Work instructions:
**a)** List every personal name or username that appears in the forum thread below.
**b)** Answer these questions about the forum thread below.
(i) How does Sk plan to spend the public holiday?
(ii) Who pays Sk's medical aid premiums?
(iii) According to hubby, why shouldn't Sk change the medical aid?
**c)** Decide whether each statement agrees with the forum thread below, and quote the words that settle it.
(i) Sk's mother's nephew will stay on as one of the trustees in the Will.
(ii) Sk followed the broker's advice.
(iii) The plan to change how they connect to the internet was made before the meeting with the broker.

Exercise passage:
===

Indeed onelifetolive I will NEVER burden my children like that. I know how it feels so I couldn't get that past my heart. I also have my life ins, which covers my funeral expenses, and since getting married I will be rewording my Will (again), I already made hubby beneficiary of everything but also stipulated he 'had to' make provision for my mother. That part is changing, it will be up to his discretion if he can provide something for my mother. His first priority would be any future children and himself. My mother's nephew was stated as one of the trustees if we were both to die, and that is going right out the window. I am now certain he would not be that concerned for my mother's welfare.

 

So, lesson learnt, plans made and course adjusted.

 

We have a public holiday in SA tomorrow so I intend to stay the whole day in bed!

 

I hope everyone also gets some down time, and perhaps have a drink, anything nice that you like and congratulate ourselves for surviving, for doing well, for learning...

 

Hugs to everyone!!

Sk

 

 

Hi Skwirl and All:

 

For some reason I have been having a hard time getting this to post. I am just getting back to the boards after going to a long seminar... It is time for me to take control of some things!

 

I can certainly understand your challenges Skwirl. I am sorry that your mother's nephew could not help you out. I have been there with my own siblings... I think you have the right attitude about it. At least you did reach out to ask for help and sometimes that is all one can do.

 

You are so right about Gail! She has helped me through many a rocky time along with all the others here... Whatever you do, keep positive and upbeat about it all whenever possible. It is so easy to fear the future when maybe things really do work out as they should - and perhaps - even better than expected. Keep the faith dear heart!

 

Just know that I am rooting for you to do what is best for you at the same time. Do not adopt a lot of guilt and pain over the decisions you make. I think many of us know how agonizing it can be in your position. Remember to find time to pamper yourself a little bit...

 

Hugs, Glenda

Hi Glenda

 

Not adopting guilt for decisions.... yes, I've been rehashing the same thoughts so much now, its just mush in my head

I went ahead and got my retirement anuity off the ground, and my 'financial advisor' he's pretty much just a broker, but he also gives advice, picks on the fact my medical aid premiums are sorta high, (paid by hubby) and our mobile phone expense should come down too...

I kept my cool while in the meeting with him, but later on I was really annoyed. So spending half to over half of my salary on my mother's stuff is perfectly okay, but my cellphone is not acceptable! He then continued on with the adjustments I wanted to make to the Joint Will, which annoyed me further. Why don't I just give everything I own to my mother, leave myself destitute and the broker will have nothing to say then, as he would have disappeared due to not being able to get any kind of commission on me.  - I'm writing this a fat grin on my face because instead of being annoyed it's actually kinda funny now....

 

I didn't follow his advice and continued with my own plans. He is just an advisor after all. We will be changing how we connect to the internet, so that will reduce some expense (had decided that before seeing the broker...) and hubby reckons I shouldn't change the medical aid because if I lose my job then at least I'm still covered under his plan. The Will though sits and stares at me... I know what I want to do, and I also know that if anyone else reads it they will be 'surprised' (including the broker). So I've left it on ice for the moment while I continue to sort through the mush....

 

I hope everyone is doing okay, and having just a bit of time to themselves.

 

Hugs

Sk

Boy Sk, it really sounds like you are thinking much more clearly now and without the guilt which can mess things up. Good for you and as you say, he is just an advisor and the final decision making is in your hands. Amazing about the cell phone! Isn't it something how cutting back a little here and there can add up? I know, I have to stay on it myself to keep the costs down since I am a single woman. proud of you! Stay strong!

===

Data for review:
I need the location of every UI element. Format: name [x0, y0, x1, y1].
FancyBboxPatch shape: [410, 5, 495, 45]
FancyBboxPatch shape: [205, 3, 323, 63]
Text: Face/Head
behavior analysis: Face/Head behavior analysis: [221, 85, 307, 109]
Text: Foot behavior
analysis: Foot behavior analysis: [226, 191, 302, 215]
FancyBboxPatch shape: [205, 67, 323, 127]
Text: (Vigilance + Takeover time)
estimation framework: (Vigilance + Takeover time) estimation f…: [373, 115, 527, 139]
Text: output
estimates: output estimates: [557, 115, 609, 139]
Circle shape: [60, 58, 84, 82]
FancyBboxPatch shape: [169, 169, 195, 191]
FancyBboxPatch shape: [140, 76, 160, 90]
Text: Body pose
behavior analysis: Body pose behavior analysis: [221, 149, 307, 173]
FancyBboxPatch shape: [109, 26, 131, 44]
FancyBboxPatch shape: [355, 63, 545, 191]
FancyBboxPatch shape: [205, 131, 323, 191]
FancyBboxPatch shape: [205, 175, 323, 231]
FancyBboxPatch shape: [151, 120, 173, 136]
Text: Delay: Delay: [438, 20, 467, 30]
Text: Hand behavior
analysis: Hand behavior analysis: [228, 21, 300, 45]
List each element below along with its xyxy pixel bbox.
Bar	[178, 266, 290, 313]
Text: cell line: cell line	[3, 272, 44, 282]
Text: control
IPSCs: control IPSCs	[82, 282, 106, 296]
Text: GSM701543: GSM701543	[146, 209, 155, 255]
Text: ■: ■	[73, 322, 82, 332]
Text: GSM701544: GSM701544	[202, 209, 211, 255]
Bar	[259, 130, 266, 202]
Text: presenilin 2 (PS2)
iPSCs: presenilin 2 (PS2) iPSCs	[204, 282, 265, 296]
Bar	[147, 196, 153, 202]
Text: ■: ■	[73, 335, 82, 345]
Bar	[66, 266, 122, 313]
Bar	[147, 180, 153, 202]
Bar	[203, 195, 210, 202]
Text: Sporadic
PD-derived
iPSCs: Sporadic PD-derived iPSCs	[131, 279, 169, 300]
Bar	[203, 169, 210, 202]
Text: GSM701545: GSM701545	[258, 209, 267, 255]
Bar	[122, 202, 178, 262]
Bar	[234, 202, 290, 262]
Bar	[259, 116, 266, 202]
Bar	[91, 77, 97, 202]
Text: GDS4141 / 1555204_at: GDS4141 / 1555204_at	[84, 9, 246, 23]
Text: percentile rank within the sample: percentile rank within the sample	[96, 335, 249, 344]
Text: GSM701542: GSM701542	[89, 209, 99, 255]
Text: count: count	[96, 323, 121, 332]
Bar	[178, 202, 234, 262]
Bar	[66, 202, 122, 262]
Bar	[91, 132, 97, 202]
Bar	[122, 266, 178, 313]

===

Replies:
**a)** onelifetolive, Sk, Skwirl, Glenda, Gail

**b)**
(i) Sk plans to stay in bed the whole day.
(ii) Hubby pays them.
(iii) If Sk loses the job, Sk will still be covered under his plan.

**c)**
(i) No: "that is going right out the window"
(ii) No: "I didn't follow his advice and continued with my own plans."
(iii) Yes: "had decided that before seeing the broker"